>> Start Input rows
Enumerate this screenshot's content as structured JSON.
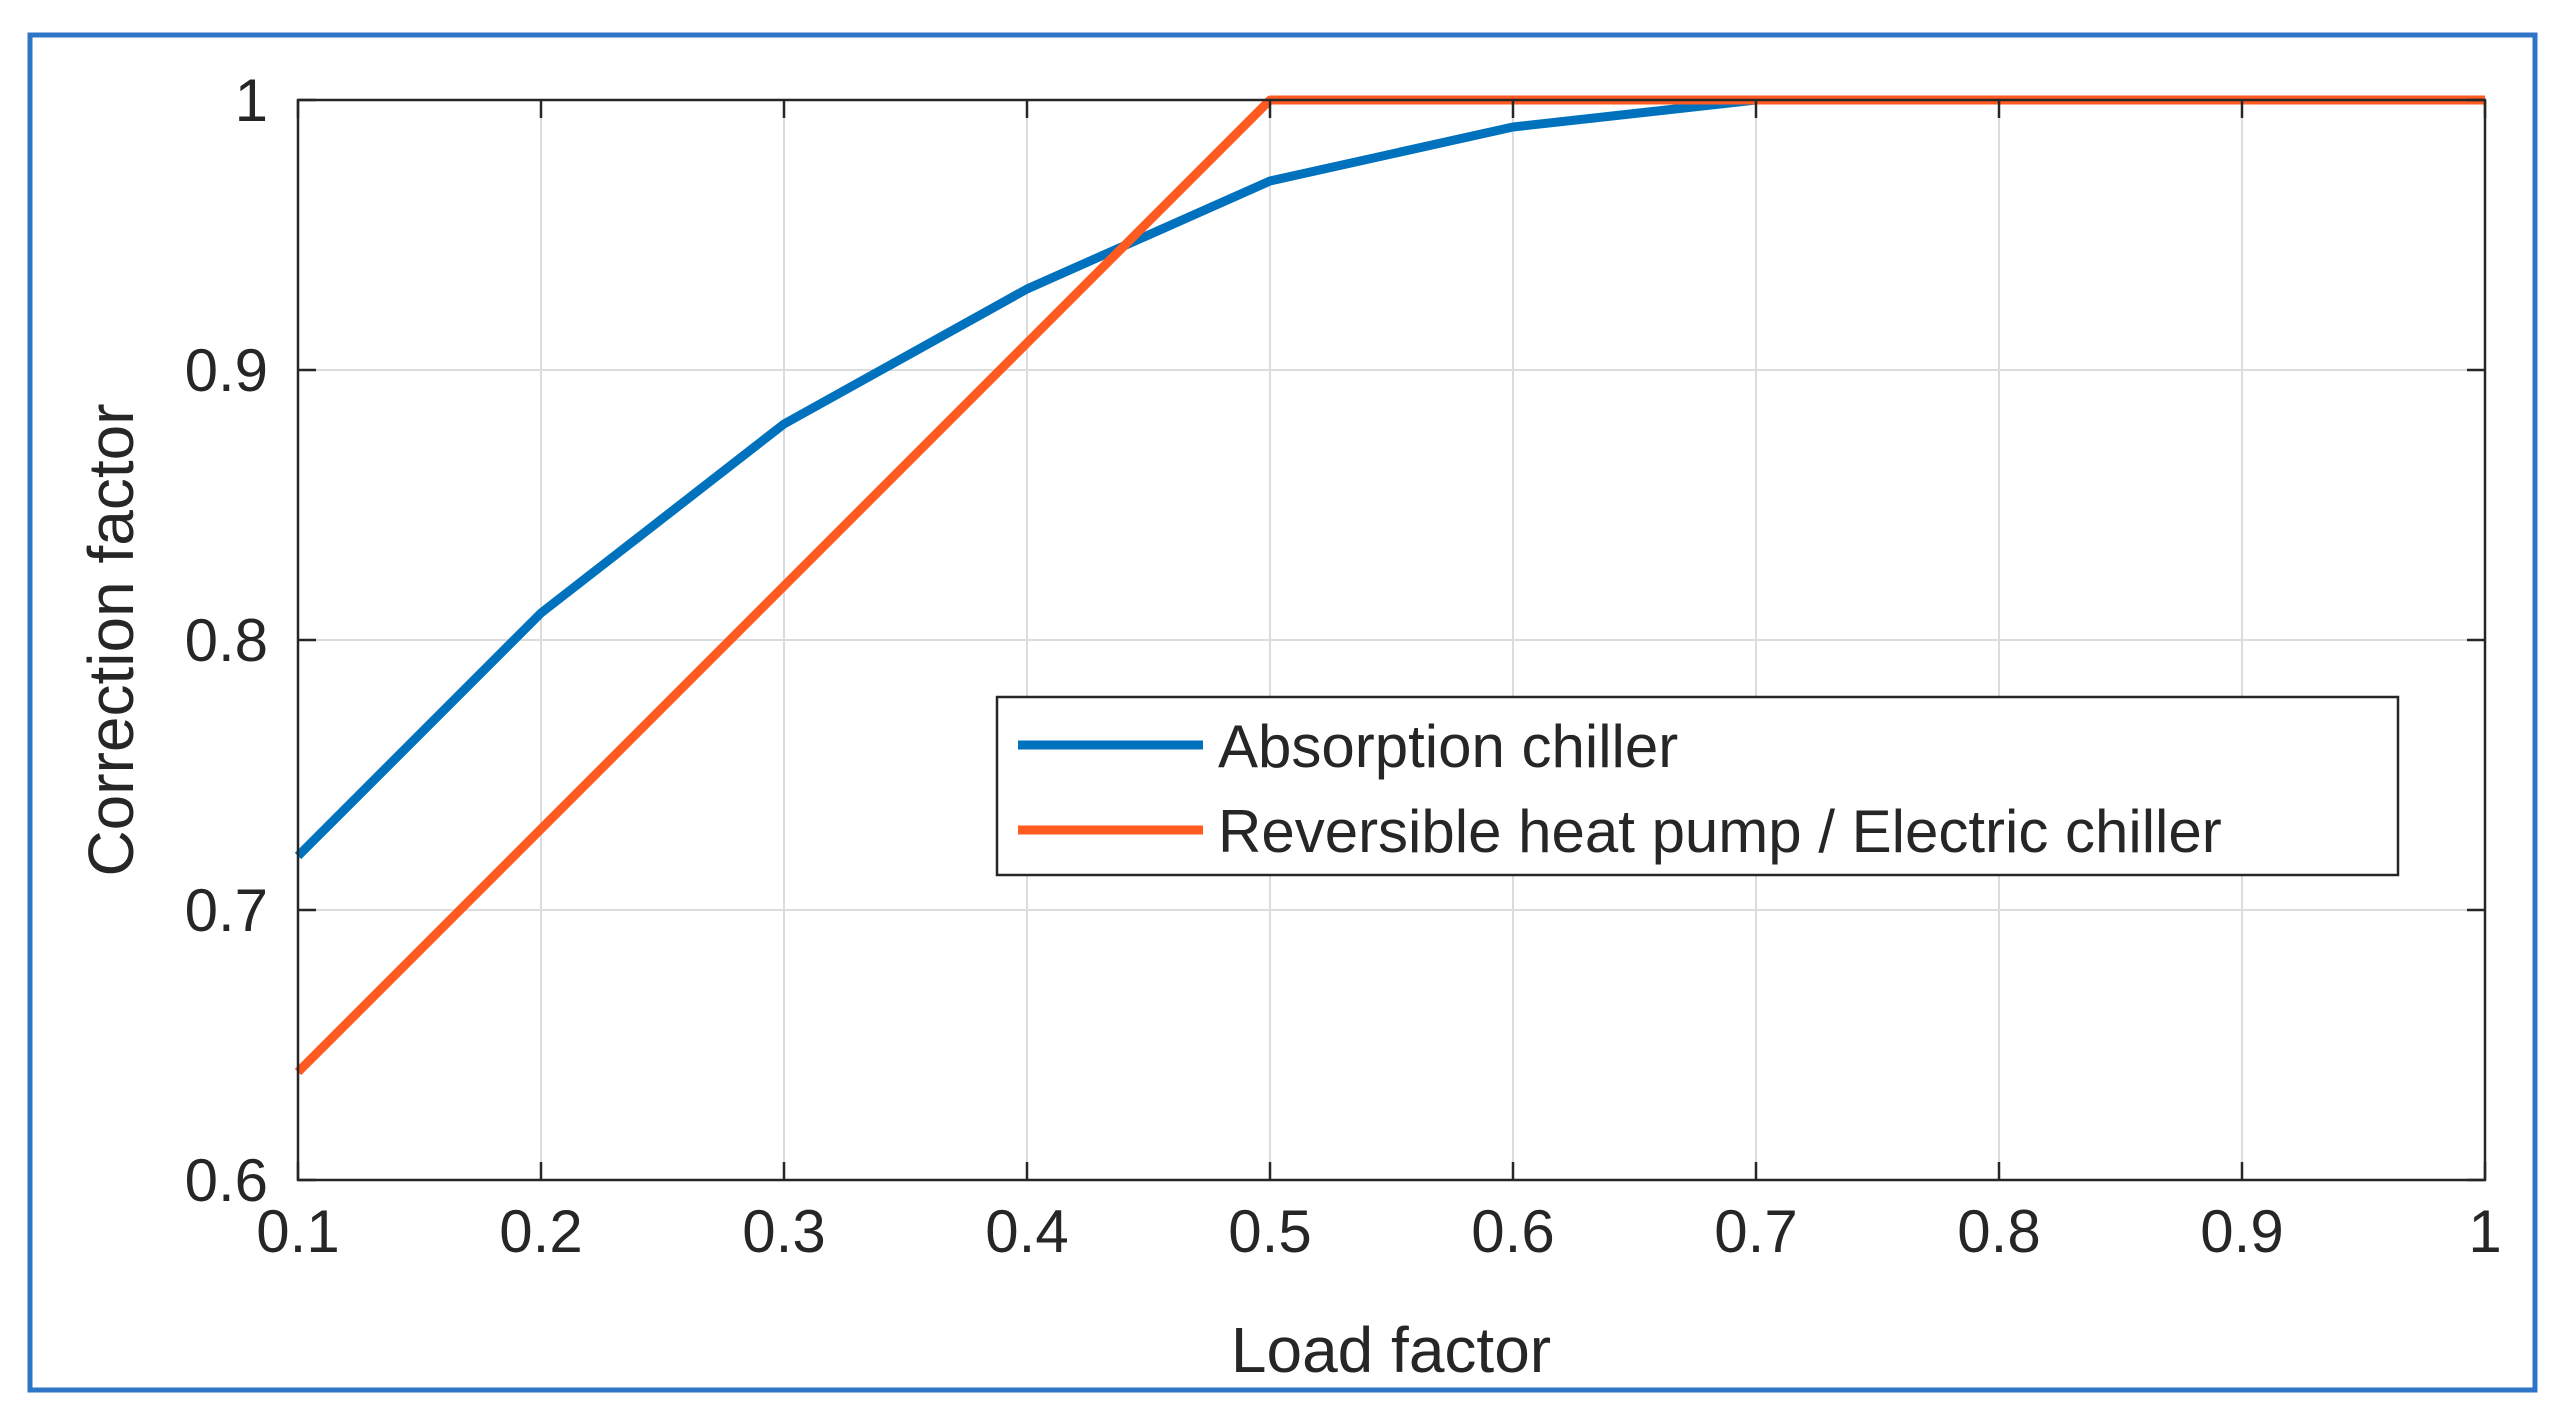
{
  "chart_data": {
    "type": "line",
    "title": "",
    "xlabel": "Load factor",
    "ylabel": "Correction factor",
    "xlim": [
      0.1,
      1
    ],
    "ylim": [
      0.6,
      1
    ],
    "grid": true,
    "legend_position": "center-right",
    "x_ticks": [
      "0.1",
      "0.2",
      "0.3",
      "0.4",
      "0.5",
      "0.6",
      "0.7",
      "0.8",
      "0.9",
      "1"
    ],
    "y_ticks": [
      "0.6",
      "0.7",
      "0.8",
      "0.9",
      "1"
    ],
    "series": [
      {
        "name": "Absorption chiller",
        "color": "#0072BD",
        "x": [
          0.1,
          0.2,
          0.3,
          0.4,
          0.5,
          0.6,
          0.7,
          0.8,
          0.9,
          1.0
        ],
        "y": [
          0.72,
          0.81,
          0.88,
          0.93,
          0.97,
          0.99,
          1.0,
          1.0,
          1.0,
          1.0
        ]
      },
      {
        "name": "Reversible heat pump / Electric chiller",
        "color": "#FF5A1F",
        "x": [
          0.1,
          0.5,
          0.6,
          0.7,
          0.8,
          0.9,
          1.0
        ],
        "y": [
          0.64,
          1.0,
          1.0,
          1.0,
          1.0,
          1.0,
          1.0
        ]
      }
    ]
  },
  "colors": {
    "frame_border": "#2E75C8",
    "grid": "#DCDCDC",
    "axis": "#262626"
  }
}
>> End Input rows
Required work >> Gather and copy every line of the data in which the string "factor" is found.

Full output >>
    "xlabel": "Load factor",
    "ylabel": "Correction factor",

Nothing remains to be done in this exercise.